## Task instructions
Write out the material exactly. Do not include the pictures.

## Record excerpts
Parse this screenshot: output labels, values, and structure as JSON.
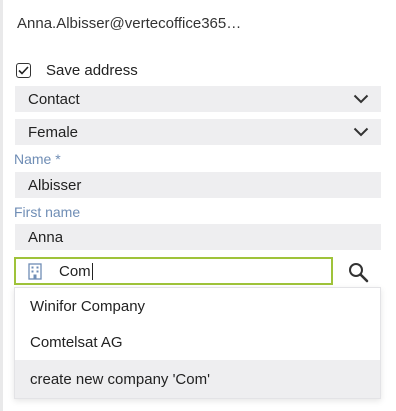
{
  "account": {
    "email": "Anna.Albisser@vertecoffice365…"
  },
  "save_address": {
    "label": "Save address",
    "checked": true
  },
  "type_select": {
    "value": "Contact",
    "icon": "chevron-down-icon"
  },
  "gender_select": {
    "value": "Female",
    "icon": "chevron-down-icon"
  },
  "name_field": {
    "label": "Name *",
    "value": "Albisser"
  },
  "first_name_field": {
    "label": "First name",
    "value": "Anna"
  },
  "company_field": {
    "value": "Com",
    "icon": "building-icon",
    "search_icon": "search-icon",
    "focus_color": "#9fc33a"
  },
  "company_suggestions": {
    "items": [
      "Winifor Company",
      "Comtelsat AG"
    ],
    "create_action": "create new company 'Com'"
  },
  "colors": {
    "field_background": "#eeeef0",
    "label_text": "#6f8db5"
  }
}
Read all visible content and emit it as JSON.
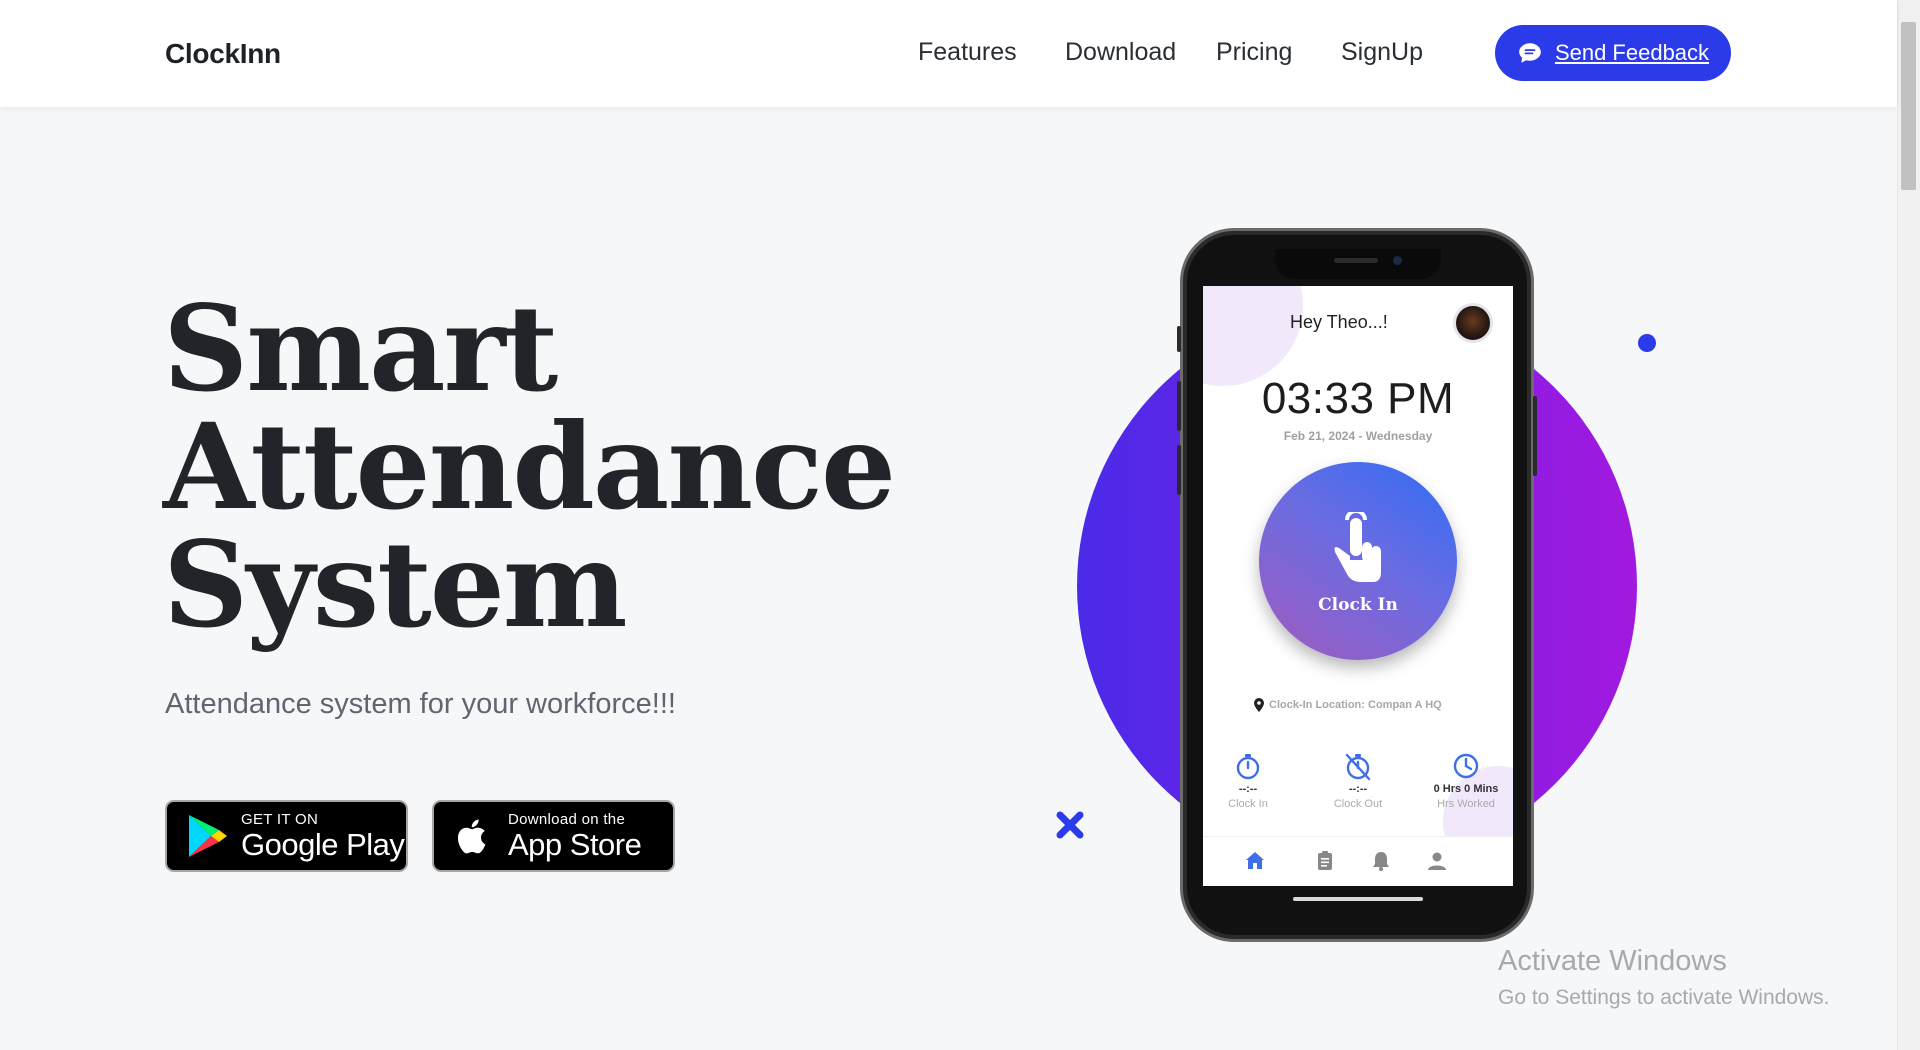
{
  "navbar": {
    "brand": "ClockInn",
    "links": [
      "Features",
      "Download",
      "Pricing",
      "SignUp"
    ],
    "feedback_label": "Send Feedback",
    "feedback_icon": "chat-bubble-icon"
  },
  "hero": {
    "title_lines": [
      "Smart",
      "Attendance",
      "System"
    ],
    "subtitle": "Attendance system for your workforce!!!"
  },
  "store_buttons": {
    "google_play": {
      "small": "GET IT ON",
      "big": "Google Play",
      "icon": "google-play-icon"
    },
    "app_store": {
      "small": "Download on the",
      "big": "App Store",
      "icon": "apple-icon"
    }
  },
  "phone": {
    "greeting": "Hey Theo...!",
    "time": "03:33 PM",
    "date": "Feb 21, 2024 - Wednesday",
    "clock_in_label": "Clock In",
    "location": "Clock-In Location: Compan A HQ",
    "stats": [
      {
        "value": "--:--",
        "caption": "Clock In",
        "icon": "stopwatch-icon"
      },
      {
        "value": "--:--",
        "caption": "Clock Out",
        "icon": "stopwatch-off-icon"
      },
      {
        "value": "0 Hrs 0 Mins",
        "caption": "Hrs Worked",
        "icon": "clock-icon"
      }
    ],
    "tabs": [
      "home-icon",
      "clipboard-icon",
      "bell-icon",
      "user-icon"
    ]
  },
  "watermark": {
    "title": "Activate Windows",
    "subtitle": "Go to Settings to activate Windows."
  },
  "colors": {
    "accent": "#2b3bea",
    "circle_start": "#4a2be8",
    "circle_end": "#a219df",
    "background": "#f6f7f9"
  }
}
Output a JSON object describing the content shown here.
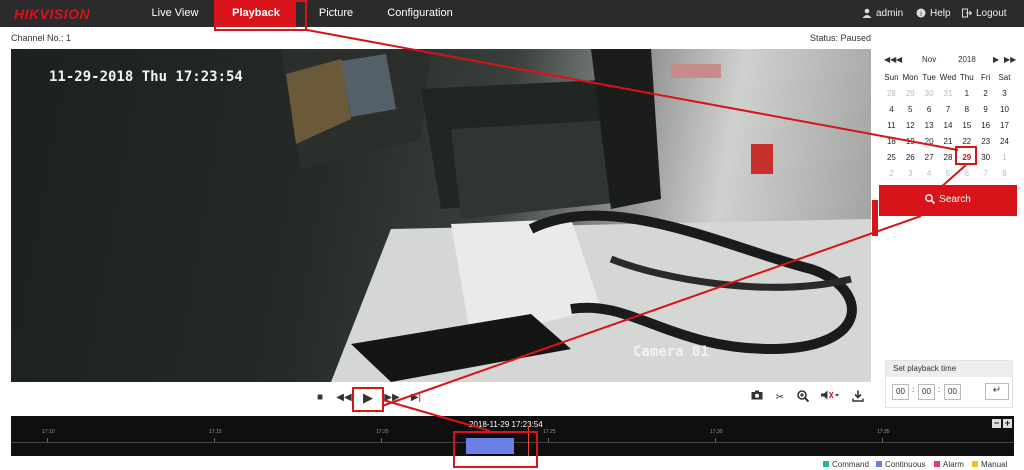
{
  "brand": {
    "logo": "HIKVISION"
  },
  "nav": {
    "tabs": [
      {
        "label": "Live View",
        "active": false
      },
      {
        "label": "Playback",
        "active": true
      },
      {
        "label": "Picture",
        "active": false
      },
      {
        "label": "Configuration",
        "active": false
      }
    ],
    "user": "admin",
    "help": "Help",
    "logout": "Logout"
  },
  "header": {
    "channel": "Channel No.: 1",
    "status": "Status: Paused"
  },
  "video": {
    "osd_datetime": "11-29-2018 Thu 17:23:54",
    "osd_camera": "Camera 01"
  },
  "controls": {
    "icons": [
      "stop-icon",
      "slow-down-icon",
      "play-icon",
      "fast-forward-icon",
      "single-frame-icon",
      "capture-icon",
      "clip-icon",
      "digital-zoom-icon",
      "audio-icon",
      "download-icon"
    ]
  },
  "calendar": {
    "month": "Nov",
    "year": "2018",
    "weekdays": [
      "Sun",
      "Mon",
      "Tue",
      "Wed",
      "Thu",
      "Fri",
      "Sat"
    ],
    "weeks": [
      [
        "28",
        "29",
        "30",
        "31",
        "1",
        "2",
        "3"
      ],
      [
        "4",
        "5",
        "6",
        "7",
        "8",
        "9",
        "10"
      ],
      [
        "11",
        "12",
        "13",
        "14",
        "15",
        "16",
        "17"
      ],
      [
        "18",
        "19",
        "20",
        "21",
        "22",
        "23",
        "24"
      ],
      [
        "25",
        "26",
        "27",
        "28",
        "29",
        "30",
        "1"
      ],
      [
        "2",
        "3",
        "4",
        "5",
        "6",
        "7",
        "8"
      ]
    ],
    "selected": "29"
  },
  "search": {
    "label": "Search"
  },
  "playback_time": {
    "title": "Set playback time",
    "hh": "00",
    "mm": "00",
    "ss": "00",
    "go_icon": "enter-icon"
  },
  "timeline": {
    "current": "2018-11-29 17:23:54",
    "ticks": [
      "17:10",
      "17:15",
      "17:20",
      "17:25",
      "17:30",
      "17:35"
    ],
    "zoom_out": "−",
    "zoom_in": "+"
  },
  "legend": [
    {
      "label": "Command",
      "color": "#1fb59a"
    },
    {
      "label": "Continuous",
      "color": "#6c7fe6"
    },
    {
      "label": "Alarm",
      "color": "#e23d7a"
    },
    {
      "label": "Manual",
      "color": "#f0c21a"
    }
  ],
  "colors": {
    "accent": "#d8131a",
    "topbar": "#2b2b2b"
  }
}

## Complete output
Parse this screenshot: output labels, values, and structure as JSON.
{
  "account": {
    "email": "Anna.Albisser@vertecoffice365…"
  },
  "save_address": {
    "label": "Save address",
    "checked": true
  },
  "type_select": {
    "value": "Contact",
    "icon": "chevron-down-icon"
  },
  "gender_select": {
    "value": "Female",
    "icon": "chevron-down-icon"
  },
  "name_field": {
    "label": "Name *",
    "value": "Albisser"
  },
  "first_name_field": {
    "label": "First name",
    "value": "Anna"
  },
  "company_field": {
    "value": "Com",
    "icon": "building-icon",
    "search_icon": "search-icon",
    "focus_color": "#9fc33a"
  },
  "company_suggestions": {
    "items": [
      "Winifor Company",
      "Comtelsat AG"
    ],
    "create_action": "create new company 'Com'"
  },
  "colors": {
    "field_background": "#eeeef0",
    "label_text": "#6f8db5"
  }
}
Read all visible content and emit it as JSON.
{
  "navbar": {
    "brand": "ClockInn",
    "links": [
      "Features",
      "Download",
      "Pricing",
      "SignUp"
    ],
    "feedback_label": "Send Feedback",
    "feedback_icon": "chat-bubble-icon"
  },
  "hero": {
    "title_lines": [
      "Smart",
      "Attendance",
      "System"
    ],
    "subtitle": "Attendance system for your workforce!!!"
  },
  "store_buttons": {
    "google_play": {
      "small": "GET IT ON",
      "big": "Google Play",
      "icon": "google-play-icon"
    },
    "app_store": {
      "small": "Download on the",
      "big": "App Store",
      "icon": "apple-icon"
    }
  },
  "phone": {
    "greeting": "Hey Theo...!",
    "time": "03:33 PM",
    "date": "Feb 21, 2024 - Wednesday",
    "clock_in_label": "Clock In",
    "location": "Clock-In Location: Compan A HQ",
    "stats": [
      {
        "value": "--:--",
        "caption": "Clock In",
        "icon": "stopwatch-icon"
      },
      {
        "value": "--:--",
        "caption": "Clock Out",
        "icon": "stopwatch-off-icon"
      },
      {
        "value": "0 Hrs 0 Mins",
        "caption": "Hrs Worked",
        "icon": "clock-icon"
      }
    ],
    "tabs": [
      "home-icon",
      "clipboard-icon",
      "bell-icon",
      "user-icon"
    ]
  },
  "watermark": {
    "title": "Activate Windows",
    "subtitle": "Go to Settings to activate Windows."
  },
  "colors": {
    "accent": "#2b3bea",
    "circle_start": "#4a2be8",
    "circle_end": "#a219df",
    "background": "#f6f7f9"
  }
}
Output a JSON object describing the content shown here.
{
  "brand": {
    "logo": "HIKVISION"
  },
  "nav": {
    "tabs": [
      {
        "label": "Live View",
        "active": false
      },
      {
        "label": "Playback",
        "active": true
      },
      {
        "label": "Picture",
        "active": false
      },
      {
        "label": "Configuration",
        "active": false
      }
    ],
    "user": "admin",
    "help": "Help",
    "logout": "Logout"
  },
  "header": {
    "channel": "Channel No.: 1",
    "status": "Status: Paused"
  },
  "video": {
    "osd_datetime": "11-29-2018 Thu 17:23:54",
    "osd_camera": "Camera 01"
  },
  "controls": {
    "icons": [
      "stop-icon",
      "slow-down-icon",
      "play-icon",
      "fast-forward-icon",
      "single-frame-icon",
      "capture-icon",
      "clip-icon",
      "digital-zoom-icon",
      "audio-icon",
      "download-icon"
    ]
  },
  "calendar": {
    "month": "Nov",
    "year": "2018",
    "weekdays": [
      "Sun",
      "Mon",
      "Tue",
      "Wed",
      "Thu",
      "Fri",
      "Sat"
    ],
    "weeks": [
      [
        "28",
        "29",
        "30",
        "31",
        "1",
        "2",
        "3"
      ],
      [
        "4",
        "5",
        "6",
        "7",
        "8",
        "9",
        "10"
      ],
      [
        "11",
        "12",
        "13",
        "14",
        "15",
        "16",
        "17"
      ],
      [
        "18",
        "19",
        "20",
        "21",
        "22",
        "23",
        "24"
      ],
      [
        "25",
        "26",
        "27",
        "28",
        "29",
        "30",
        "1"
      ],
      [
        "2",
        "3",
        "4",
        "5",
        "6",
        "7",
        "8"
      ]
    ],
    "selected": "29"
  },
  "search": {
    "label": "Search"
  },
  "playback_time": {
    "title": "Set playback time",
    "hh": "00",
    "mm": "00",
    "ss": "00",
    "go_icon": "enter-icon"
  },
  "timeline": {
    "current": "2018-11-29 17:23:54",
    "ticks": [
      "17:10",
      "17:15",
      "17:20",
      "17:25",
      "17:30",
      "17:35"
    ],
    "zoom_out": "−",
    "zoom_in": "+"
  },
  "legend": [
    {
      "label": "Command",
      "color": "#1fb59a"
    },
    {
      "label": "Continuous",
      "color": "#6c7fe6"
    },
    {
      "label": "Alarm",
      "color": "#e23d7a"
    },
    {
      "label": "Manual",
      "color": "#f0c21a"
    }
  ],
  "colors": {
    "accent": "#d8131a",
    "topbar": "#2b2b2b"
  }
}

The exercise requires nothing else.